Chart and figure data
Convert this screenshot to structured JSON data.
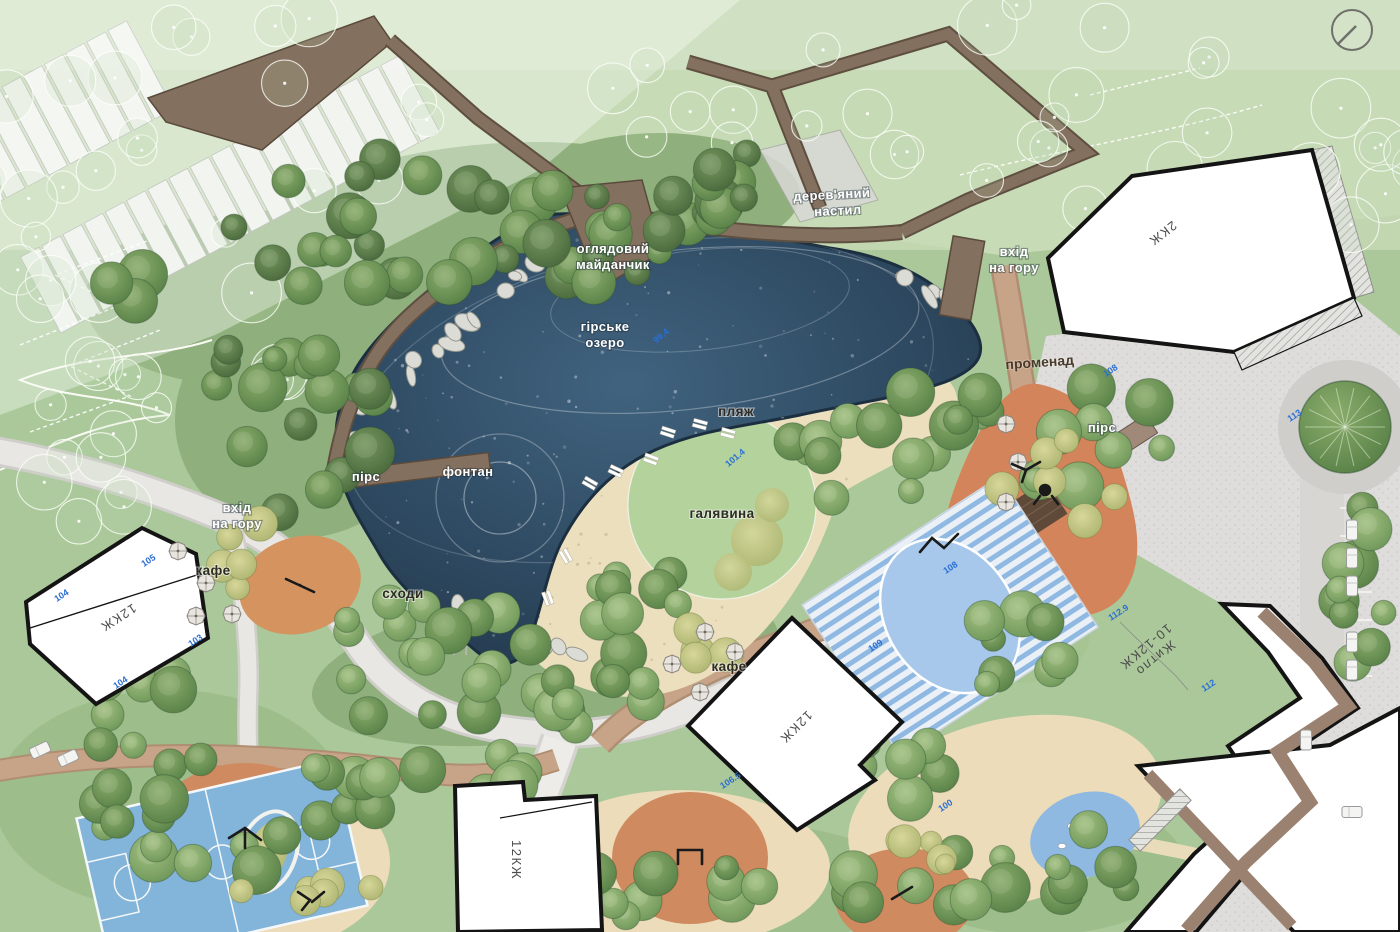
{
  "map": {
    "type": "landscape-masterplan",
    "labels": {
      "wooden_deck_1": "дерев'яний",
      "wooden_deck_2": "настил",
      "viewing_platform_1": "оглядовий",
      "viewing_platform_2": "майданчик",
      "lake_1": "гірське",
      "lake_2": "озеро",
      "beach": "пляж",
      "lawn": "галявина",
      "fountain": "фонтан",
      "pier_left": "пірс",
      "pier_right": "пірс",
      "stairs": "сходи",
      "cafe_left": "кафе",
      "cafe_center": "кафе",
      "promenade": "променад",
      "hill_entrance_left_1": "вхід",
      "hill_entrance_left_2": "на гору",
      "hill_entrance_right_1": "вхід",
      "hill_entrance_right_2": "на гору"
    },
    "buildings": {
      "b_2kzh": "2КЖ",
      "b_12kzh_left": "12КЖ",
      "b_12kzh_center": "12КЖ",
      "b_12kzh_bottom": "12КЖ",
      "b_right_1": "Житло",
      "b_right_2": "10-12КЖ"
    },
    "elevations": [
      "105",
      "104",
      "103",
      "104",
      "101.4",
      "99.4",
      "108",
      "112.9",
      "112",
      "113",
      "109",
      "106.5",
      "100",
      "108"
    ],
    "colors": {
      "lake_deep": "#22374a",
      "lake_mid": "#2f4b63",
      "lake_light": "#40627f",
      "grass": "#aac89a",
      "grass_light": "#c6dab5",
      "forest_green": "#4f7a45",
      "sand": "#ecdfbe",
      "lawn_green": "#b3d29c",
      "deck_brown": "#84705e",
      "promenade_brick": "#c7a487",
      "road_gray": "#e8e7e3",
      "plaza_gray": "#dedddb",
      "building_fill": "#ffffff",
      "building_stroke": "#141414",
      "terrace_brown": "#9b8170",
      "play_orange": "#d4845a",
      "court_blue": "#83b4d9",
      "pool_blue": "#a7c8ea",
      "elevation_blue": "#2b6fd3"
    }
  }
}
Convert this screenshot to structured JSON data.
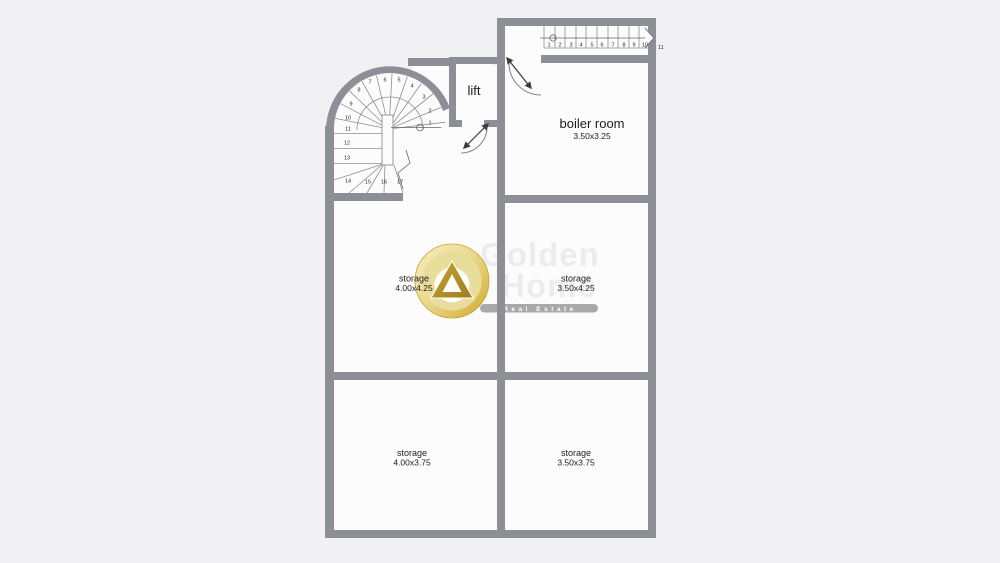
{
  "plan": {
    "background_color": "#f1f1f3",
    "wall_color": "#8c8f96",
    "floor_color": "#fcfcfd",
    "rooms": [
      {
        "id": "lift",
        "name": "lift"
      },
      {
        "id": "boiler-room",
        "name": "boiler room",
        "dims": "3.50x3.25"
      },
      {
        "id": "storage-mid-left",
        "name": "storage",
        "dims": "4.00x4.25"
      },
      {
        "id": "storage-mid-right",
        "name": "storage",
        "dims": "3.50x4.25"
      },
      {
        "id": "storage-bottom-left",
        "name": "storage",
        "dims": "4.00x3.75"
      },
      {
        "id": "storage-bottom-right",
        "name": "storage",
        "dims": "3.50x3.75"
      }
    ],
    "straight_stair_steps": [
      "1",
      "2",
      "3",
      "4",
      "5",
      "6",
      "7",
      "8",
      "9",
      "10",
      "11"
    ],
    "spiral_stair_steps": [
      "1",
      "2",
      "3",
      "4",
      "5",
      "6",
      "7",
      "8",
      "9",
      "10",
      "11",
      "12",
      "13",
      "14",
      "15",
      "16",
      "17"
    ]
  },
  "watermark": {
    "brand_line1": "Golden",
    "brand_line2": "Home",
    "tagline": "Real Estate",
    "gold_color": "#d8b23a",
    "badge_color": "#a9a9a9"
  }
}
* * *
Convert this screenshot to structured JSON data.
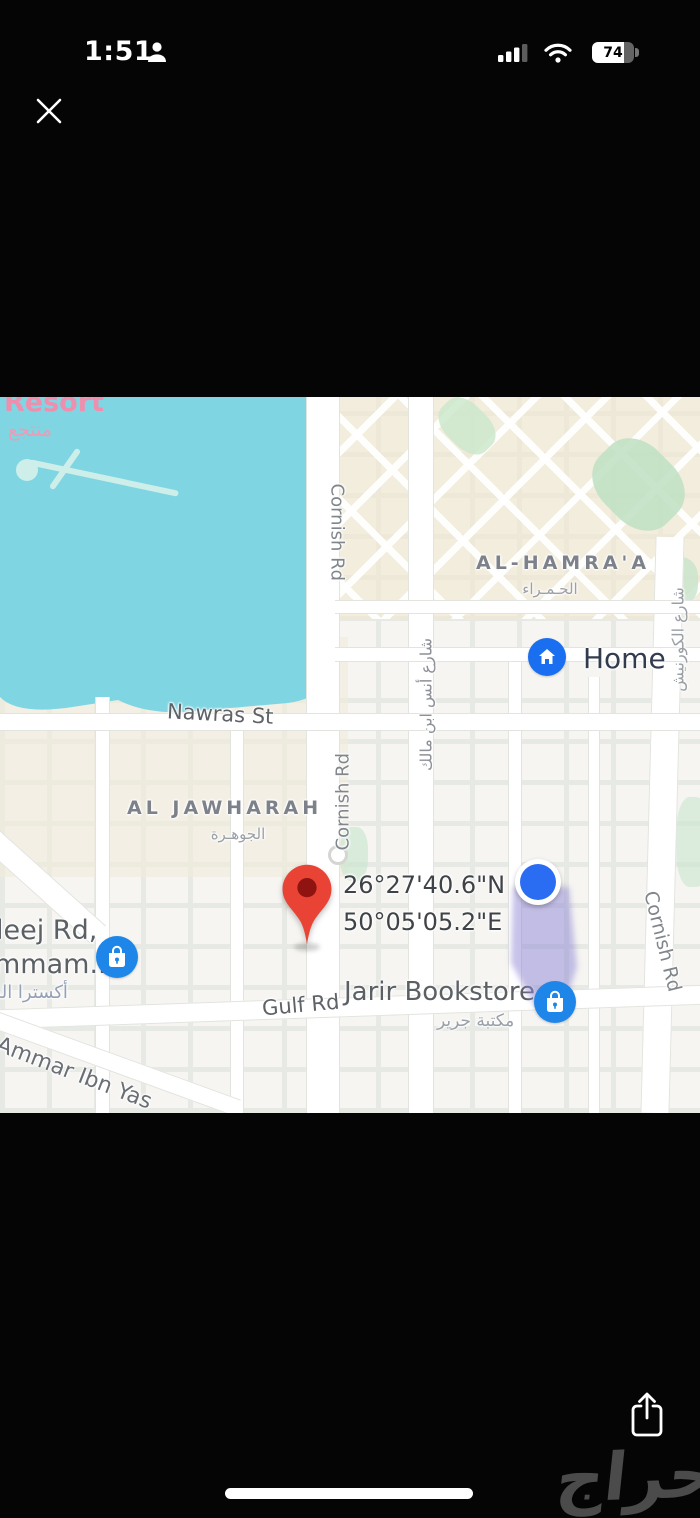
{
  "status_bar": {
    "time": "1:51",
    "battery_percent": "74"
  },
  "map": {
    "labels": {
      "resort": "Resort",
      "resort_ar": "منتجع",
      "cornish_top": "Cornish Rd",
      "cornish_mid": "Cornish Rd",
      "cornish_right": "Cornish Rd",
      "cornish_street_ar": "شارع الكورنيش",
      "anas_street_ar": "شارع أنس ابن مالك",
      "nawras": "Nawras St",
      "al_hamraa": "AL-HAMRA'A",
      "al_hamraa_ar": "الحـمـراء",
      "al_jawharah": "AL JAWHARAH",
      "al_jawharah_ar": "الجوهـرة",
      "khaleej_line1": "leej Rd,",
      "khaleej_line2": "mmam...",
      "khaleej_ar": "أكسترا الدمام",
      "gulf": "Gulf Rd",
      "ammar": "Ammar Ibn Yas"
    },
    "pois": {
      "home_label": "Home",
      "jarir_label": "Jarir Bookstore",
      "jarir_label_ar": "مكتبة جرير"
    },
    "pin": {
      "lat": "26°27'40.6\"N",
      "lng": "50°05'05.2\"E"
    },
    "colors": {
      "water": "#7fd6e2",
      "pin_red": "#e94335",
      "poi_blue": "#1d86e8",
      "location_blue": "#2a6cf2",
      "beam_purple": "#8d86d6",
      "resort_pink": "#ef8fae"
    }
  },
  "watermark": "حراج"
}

Stated exercise: Pull out all lines containing "شارع".

Solution below:
      "cornish_street_ar": "شارع الكورنيش",
      "anas_street_ar": "شارع أنس ابن مالك",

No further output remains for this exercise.